:: Written problem ::
Copy, from the entries below, each line where the word "would" can be found.

:: Data in this exercise ::
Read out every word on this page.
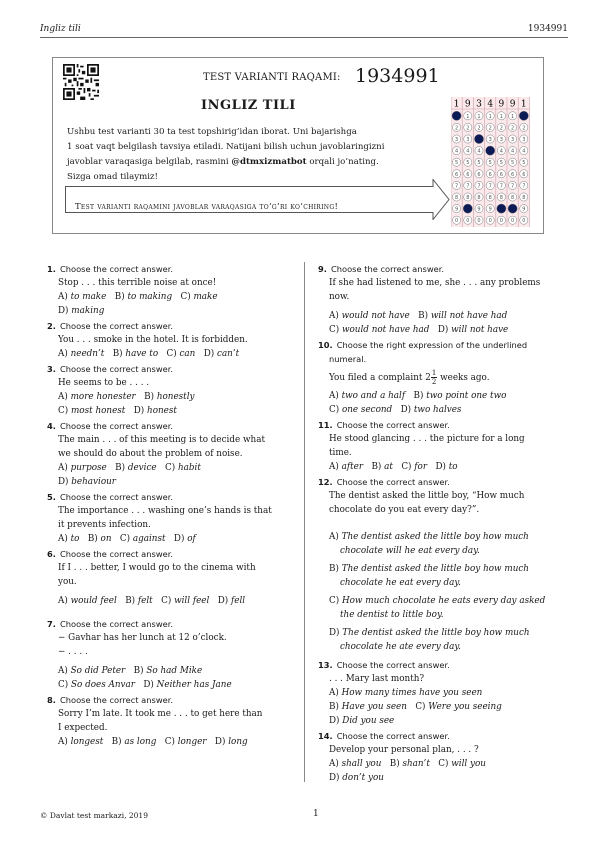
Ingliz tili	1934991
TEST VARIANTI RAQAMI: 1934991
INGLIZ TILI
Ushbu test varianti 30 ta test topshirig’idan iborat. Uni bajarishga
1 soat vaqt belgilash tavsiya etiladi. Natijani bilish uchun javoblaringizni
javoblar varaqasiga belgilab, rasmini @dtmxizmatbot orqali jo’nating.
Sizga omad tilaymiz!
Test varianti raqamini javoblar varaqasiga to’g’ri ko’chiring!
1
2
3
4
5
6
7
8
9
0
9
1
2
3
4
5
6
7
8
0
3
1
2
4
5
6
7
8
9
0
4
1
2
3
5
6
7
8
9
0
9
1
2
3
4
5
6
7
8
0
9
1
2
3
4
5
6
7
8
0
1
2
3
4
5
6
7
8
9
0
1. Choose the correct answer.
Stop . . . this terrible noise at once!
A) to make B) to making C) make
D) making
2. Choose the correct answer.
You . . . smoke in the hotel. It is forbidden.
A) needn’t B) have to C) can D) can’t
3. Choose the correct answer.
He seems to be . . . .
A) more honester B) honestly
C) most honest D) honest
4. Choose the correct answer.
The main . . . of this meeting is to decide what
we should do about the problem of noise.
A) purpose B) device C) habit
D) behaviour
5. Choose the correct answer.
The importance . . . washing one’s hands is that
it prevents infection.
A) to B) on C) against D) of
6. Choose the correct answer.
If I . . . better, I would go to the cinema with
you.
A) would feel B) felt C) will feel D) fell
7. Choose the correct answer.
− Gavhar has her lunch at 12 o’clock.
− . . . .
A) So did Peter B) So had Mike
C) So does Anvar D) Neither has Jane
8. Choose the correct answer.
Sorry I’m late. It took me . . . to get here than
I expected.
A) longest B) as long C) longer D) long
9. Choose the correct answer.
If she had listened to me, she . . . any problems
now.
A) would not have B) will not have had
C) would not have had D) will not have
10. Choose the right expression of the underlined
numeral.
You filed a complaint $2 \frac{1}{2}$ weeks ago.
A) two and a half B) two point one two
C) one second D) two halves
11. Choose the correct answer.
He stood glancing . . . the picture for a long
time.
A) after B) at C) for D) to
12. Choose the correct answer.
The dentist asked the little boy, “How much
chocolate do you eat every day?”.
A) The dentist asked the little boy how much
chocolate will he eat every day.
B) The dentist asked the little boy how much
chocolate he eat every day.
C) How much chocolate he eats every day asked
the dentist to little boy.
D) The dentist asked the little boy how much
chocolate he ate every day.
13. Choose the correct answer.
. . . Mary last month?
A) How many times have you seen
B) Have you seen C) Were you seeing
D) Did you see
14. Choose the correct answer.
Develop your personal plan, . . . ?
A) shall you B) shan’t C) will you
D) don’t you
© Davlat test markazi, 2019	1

:: Complete response ::
If I . . . better, I would go to the cinema with
A) would feel B) felt C) will feel D) fell
A) would not have B) will not have had
C) would not have had D) will not have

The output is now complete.